** START OF LISTED RECORDS **

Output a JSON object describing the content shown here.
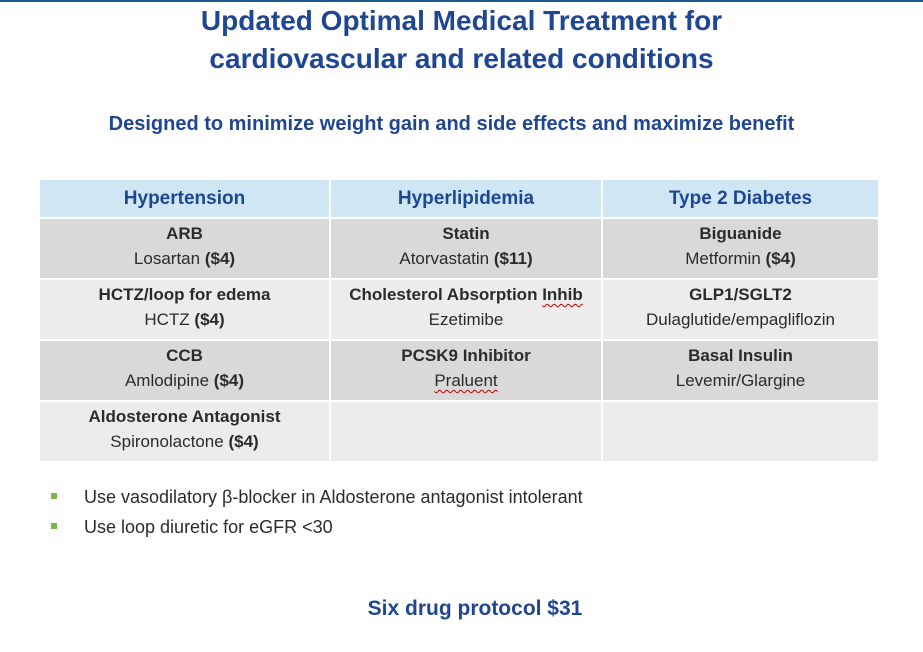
{
  "title": {
    "line1": "Updated Optimal Medical Treatment for",
    "line2": "cardiovascular and related conditions"
  },
  "subtitle": "Designed to minimize weight gain and side effects and maximize benefit",
  "table": {
    "headers": [
      "Hypertension",
      "Hyperlipidemia",
      "Type 2 Diabetes"
    ],
    "rows": [
      [
        {
          "name": "ARB",
          "drug": "Losartan",
          "cost": "($4)"
        },
        {
          "name": "Statin",
          "drug": "Atorvastatin",
          "cost": "($11)"
        },
        {
          "name": "Biguanide",
          "drug": "Metformin",
          "cost": "($4)"
        }
      ],
      [
        {
          "name": "HCTZ/loop for edema",
          "drug": "HCTZ",
          "cost": "($4)"
        },
        {
          "name_main": "Cholesterol Absorption",
          "name_flag": "Inhib",
          "drug": "Ezetimibe"
        },
        {
          "name": "GLP1/SGLT2",
          "drug": "Dulaglutide/empagliflozin"
        }
      ],
      [
        {
          "name": "CCB",
          "drug": "Amlodipine",
          "cost": "($4)"
        },
        {
          "name": "PCSK9 Inhibitor",
          "drug": "Praluent"
        },
        {
          "name": "Basal Insulin",
          "drug": "Levemir/Glargine"
        }
      ],
      [
        {
          "name": "Aldosterone Antagonist",
          "drug": "Spironolactone",
          "cost": "($4)"
        },
        {},
        {}
      ]
    ]
  },
  "notes": [
    "Use vasodilatory β-blocker in Aldosterone antagonist intolerant",
    "Use loop diuretic for eGFR <30"
  ],
  "footer": "Six drug protocol $31",
  "colors": {
    "title": "#1f4690",
    "header_bg": "#cfe7f5",
    "row_dark": "#d9d9d9",
    "row_light": "#ececec",
    "bullet": "#7ab648",
    "spellcheck": "#c00000"
  }
}
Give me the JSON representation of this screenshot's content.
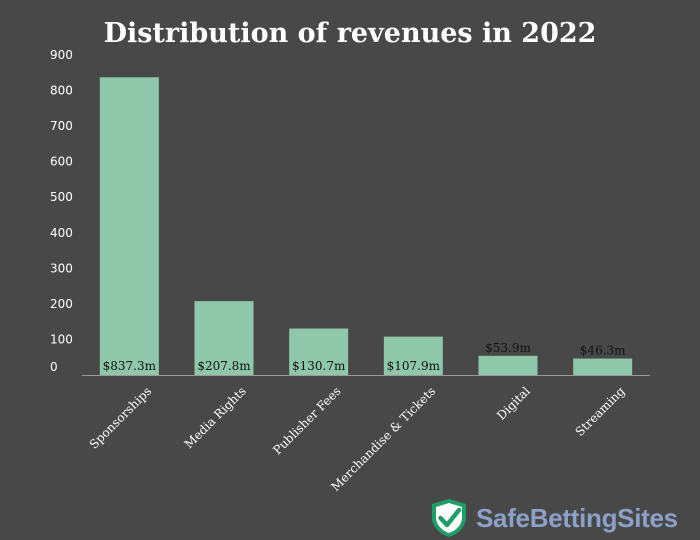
{
  "chart_data": {
    "type": "bar",
    "title": "Distribution of revenues in 2022",
    "categories": [
      "Sponsorships",
      "Media Rights",
      "Publisher Fees",
      "Merchandise & Tickets",
      "Digital",
      "Streaming"
    ],
    "values": [
      837.3,
      207.8,
      130.7,
      107.9,
      53.9,
      46.3
    ],
    "data_labels": [
      "$837.3m",
      "$207.8m",
      "$130.7m",
      "$107.9m",
      "$53.9m",
      "$46.3m"
    ],
    "yticks": [
      "0",
      "100",
      "200",
      "300",
      "400",
      "500",
      "600",
      "700",
      "800",
      "900"
    ],
    "ylim": [
      0,
      900
    ],
    "xlabel": "",
    "ylabel": "",
    "grid": false,
    "bar_color": "#8fc7ab"
  },
  "brand": {
    "name": "SafeBettingSites",
    "logo_icon": "shield-check-icon",
    "shield_color": "#1e9e6a"
  },
  "colors": {
    "background": "#484848",
    "title": "#ffffff",
    "axis_text": "#ffffff",
    "label_text": "#111111",
    "brand_text": "#8da0c7"
  }
}
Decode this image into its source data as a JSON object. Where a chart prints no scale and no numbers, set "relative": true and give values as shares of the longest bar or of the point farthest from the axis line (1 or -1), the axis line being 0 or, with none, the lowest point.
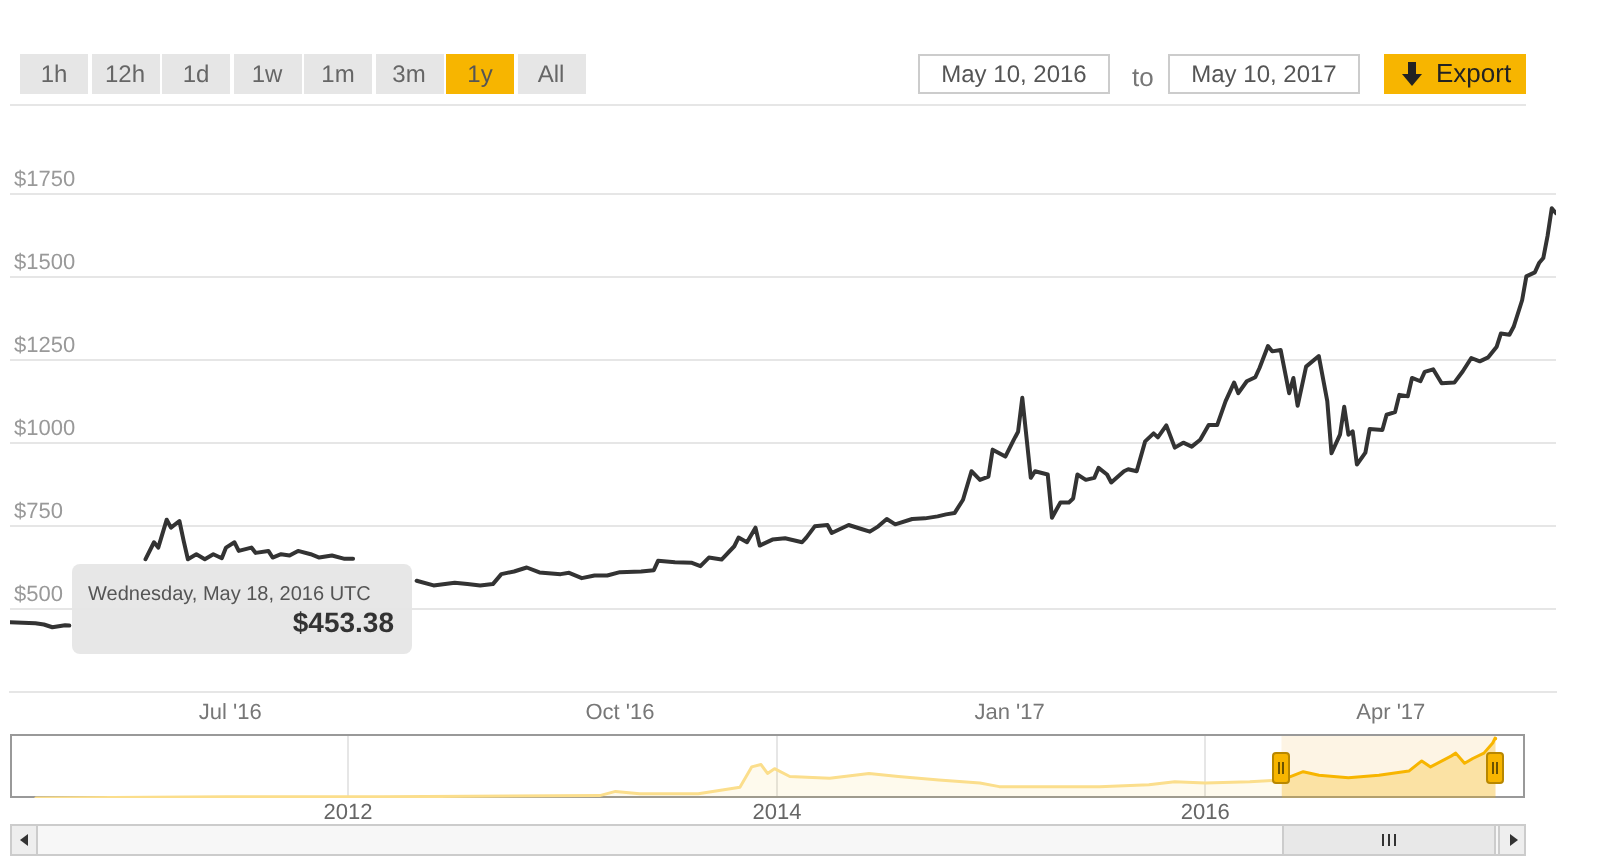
{
  "chart_data": [
    {
      "type": "line",
      "x": [
        "2016-05-10",
        "2016-05-16",
        "2016-05-18",
        "2016-05-20",
        "2016-05-23",
        "2016-05-24",
        "2016-06-02",
        "2016-06-11",
        "2016-06-13",
        "2016-06-14",
        "2016-06-16",
        "2016-06-17",
        "2016-06-19",
        "2016-06-20",
        "2016-06-21",
        "2016-06-23",
        "2016-06-25",
        "2016-06-27",
        "2016-06-29",
        "2016-06-30",
        "2016-07-02",
        "2016-07-03",
        "2016-07-06",
        "2016-07-07",
        "2016-07-10",
        "2016-07-11",
        "2016-07-13",
        "2016-07-15",
        "2016-07-17",
        "2016-07-20",
        "2016-07-22",
        "2016-07-25",
        "2016-07-28",
        "2016-07-30",
        "2016-08-04",
        "2016-08-14",
        "2016-08-18",
        "2016-08-23",
        "2016-08-26",
        "2016-08-29",
        "2016-09-01",
        "2016-09-03",
        "2016-09-06",
        "2016-09-09",
        "2016-09-12",
        "2016-09-17",
        "2016-09-19",
        "2016-09-22",
        "2016-09-25",
        "2016-09-28",
        "2016-10-01",
        "2016-10-06",
        "2016-10-09",
        "2016-10-10",
        "2016-10-14",
        "2016-10-18",
        "2016-10-20",
        "2016-10-22",
        "2016-10-25",
        "2016-10-28",
        "2016-10-29",
        "2016-10-31",
        "2016-11-02",
        "2016-11-03",
        "2016-11-06",
        "2016-11-09",
        "2016-11-13",
        "2016-11-14",
        "2016-11-16",
        "2016-11-19",
        "2016-11-20",
        "2016-11-24",
        "2016-11-27",
        "2016-11-29",
        "2016-12-01",
        "2016-12-03",
        "2016-12-05",
        "2016-12-09",
        "2016-12-12",
        "2016-12-15",
        "2016-12-17",
        "2016-12-19",
        "2016-12-21",
        "2016-12-23",
        "2016-12-25",
        "2016-12-27",
        "2016-12-28",
        "2016-12-31",
        "2017-01-02",
        "2017-01-03",
        "2017-01-04",
        "2017-01-06",
        "2017-01-07",
        "2017-01-10",
        "2017-01-11",
        "2017-01-13",
        "2017-01-15",
        "2017-01-16",
        "2017-01-17",
        "2017-01-19",
        "2017-01-21",
        "2017-01-22",
        "2017-01-24",
        "2017-01-25",
        "2017-01-28",
        "2017-01-29",
        "2017-01-31",
        "2017-02-02",
        "2017-02-04",
        "2017-02-05",
        "2017-02-07",
        "2017-02-09",
        "2017-02-11",
        "2017-02-13",
        "2017-02-15",
        "2017-02-17",
        "2017-02-19",
        "2017-02-21",
        "2017-02-23",
        "2017-02-24",
        "2017-02-26",
        "2017-02-28",
        "2017-03-01",
        "2017-03-03",
        "2017-03-04",
        "2017-03-06",
        "2017-03-08",
        "2017-03-09",
        "2017-03-10",
        "2017-03-12",
        "2017-03-15",
        "2017-03-17",
        "2017-03-18",
        "2017-03-20",
        "2017-03-21",
        "2017-03-22",
        "2017-03-23",
        "2017-03-24",
        "2017-03-26",
        "2017-03-27",
        "2017-03-30",
        "2017-03-31",
        "2017-04-02",
        "2017-04-03",
        "2017-04-05",
        "2017-04-06",
        "2017-04-08",
        "2017-04-09",
        "2017-04-11",
        "2017-04-13",
        "2017-04-16",
        "2017-04-18",
        "2017-04-20",
        "2017-04-22",
        "2017-04-24",
        "2017-04-26",
        "2017-04-27",
        "2017-04-29",
        "2017-04-30",
        "2017-05-02",
        "2017-05-03",
        "2017-05-05",
        "2017-05-06",
        "2017-05-07",
        "2017-05-08",
        "2017-05-09",
        "2017-05-10"
      ],
      "values": [
        460,
        457,
        453.38,
        445,
        451,
        450,
        null,
        650,
        701,
        685,
        769,
        745,
        765,
        705,
        650,
        665,
        650,
        665,
        653,
        685,
        701,
        675,
        685,
        669,
        675,
        655,
        665,
        661,
        675,
        665,
        655,
        661,
        651,
        651,
        null,
        585,
        571,
        579,
        575,
        571,
        575,
        605,
        613,
        625,
        610,
        605,
        609,
        593,
        601,
        601,
        611,
        613,
        617,
        645,
        641,
        639,
        629,
        655,
        649,
        689,
        715,
        701,
        745,
        691,
        709,
        713,
        701,
        715,
        749,
        753,
        729,
        753,
        741,
        733,
        749,
        771,
        755,
        771,
        773,
        779,
        785,
        789,
        829,
        915,
        889,
        899,
        980,
        959,
        1010,
        1034,
        1136,
        895,
        915,
        905,
        775,
        821,
        821,
        833,
        905,
        889,
        895,
        925,
        905,
        881,
        915,
        921,
        915,
        1005,
        1029,
        1017,
        1053,
        986,
        1001,
        989,
        1010,
        1054,
        1054,
        1126,
        1182,
        1150,
        1186,
        1198,
        1226,
        1292,
        1276,
        1280,
        1150,
        1196,
        1112,
        1230,
        1262,
        1126,
        969,
        1025,
        1109,
        1025,
        1035,
        935,
        971,
        1042,
        1039,
        1085,
        1093,
        1145,
        1141,
        1196,
        1186,
        1214,
        1222,
        1180,
        1182,
        1216,
        1256,
        1246,
        1258,
        1290,
        1330,
        1326,
        1350,
        1430,
        1502,
        1514,
        1542,
        1557,
        1623,
        1707,
        1692
      ],
      "color": "#333333",
      "xlim": [
        "2016-05-10",
        "2017-05-10"
      ],
      "xticks": [
        {
          "value": "2016-07-01",
          "label": "Jul '16"
        },
        {
          "value": "2016-10-01",
          "label": "Oct '16"
        },
        {
          "value": "2017-01-01",
          "label": "Jan '17"
        },
        {
          "value": "2017-04-01",
          "label": "Apr '17"
        }
      ],
      "ylim": [
        250,
        1750
      ],
      "yticks": [
        {
          "value": 500,
          "label": "$500"
        },
        {
          "value": 750,
          "label": "$750"
        },
        {
          "value": 1000,
          "label": "$1000"
        },
        {
          "value": 1250,
          "label": "$1250"
        },
        {
          "value": 1500,
          "label": "$1500"
        },
        {
          "value": 1750,
          "label": "$1750"
        }
      ],
      "grid": "y",
      "legend": false,
      "annotations": [
        "1h",
        "12h",
        "1d",
        "1w",
        "1m",
        "3m",
        "1y",
        "All",
        "May 10, 2016",
        "to",
        "May 10, 2017",
        "Export",
        "Wednesday, May 18, 2016 UTC",
        "$453.38"
      ]
    },
    {
      "type": "area",
      "relative": true,
      "x": [
        "2010-07-18",
        "2011-06-10",
        "2012-03-01",
        "2013-03-05",
        "2013-04-01",
        "2013-05-12",
        "2013-08-20",
        "2013-10-30",
        "2013-11-19",
        "2013-12-05",
        "2013-12-16",
        "2013-12-28",
        "2014-01-23",
        "2014-04-01",
        "2014-06-07",
        "2014-07-27",
        "2014-10-04",
        "2014-12-13",
        "2015-01-15",
        "2015-07-05",
        "2015-09-27",
        "2015-11-10",
        "2016-01-01",
        "2016-03-17",
        "2016-05-10",
        "2016-06-16",
        "2016-07-13",
        "2016-09-01",
        "2016-10-23",
        "2016-12-13",
        "2017-01-04",
        "2017-01-19",
        "2017-02-23",
        "2017-03-03",
        "2017-03-18",
        "2017-04-01",
        "2017-04-20",
        "2017-05-05",
        "2017-05-09",
        "2017-05-10"
      ],
      "values": [
        0,
        0.02,
        0.02,
        0.04,
        0.11,
        0.07,
        0.07,
        0.18,
        0.52,
        0.56,
        0.41,
        0.49,
        0.36,
        0.33,
        0.41,
        0.36,
        0.3,
        0.25,
        0.19,
        0.19,
        0.22,
        0.27,
        0.25,
        0.27,
        0.3,
        0.44,
        0.38,
        0.34,
        0.38,
        0.45,
        0.62,
        0.52,
        0.7,
        0.75,
        0.58,
        0.66,
        0.75,
        0.92,
        1,
        0.99
      ],
      "color": "#f7b500",
      "xlim": [
        "2010-06-04",
        "2017-06-29"
      ],
      "xticks": [
        {
          "value": "2012-01-01",
          "label": "2012"
        },
        {
          "value": "2014-01-01",
          "label": "2014"
        },
        {
          "value": "2016-01-01",
          "label": "2016"
        }
      ],
      "grid": "x",
      "legend": false,
      "tick_labels": "x",
      "bands": [
        {
          "axis": "x",
          "from": "2016-05-10",
          "to": "2017-05-10",
          "color": "#fdf4e4"
        }
      ]
    }
  ]
}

** END OF LISTED RECORDS **

For each line above that contains the word "content", copy that line.

RESULT OF THIS TASK:
Output a JSON object describing the content shown here.
Give me the JSON representation of this screenshot's content.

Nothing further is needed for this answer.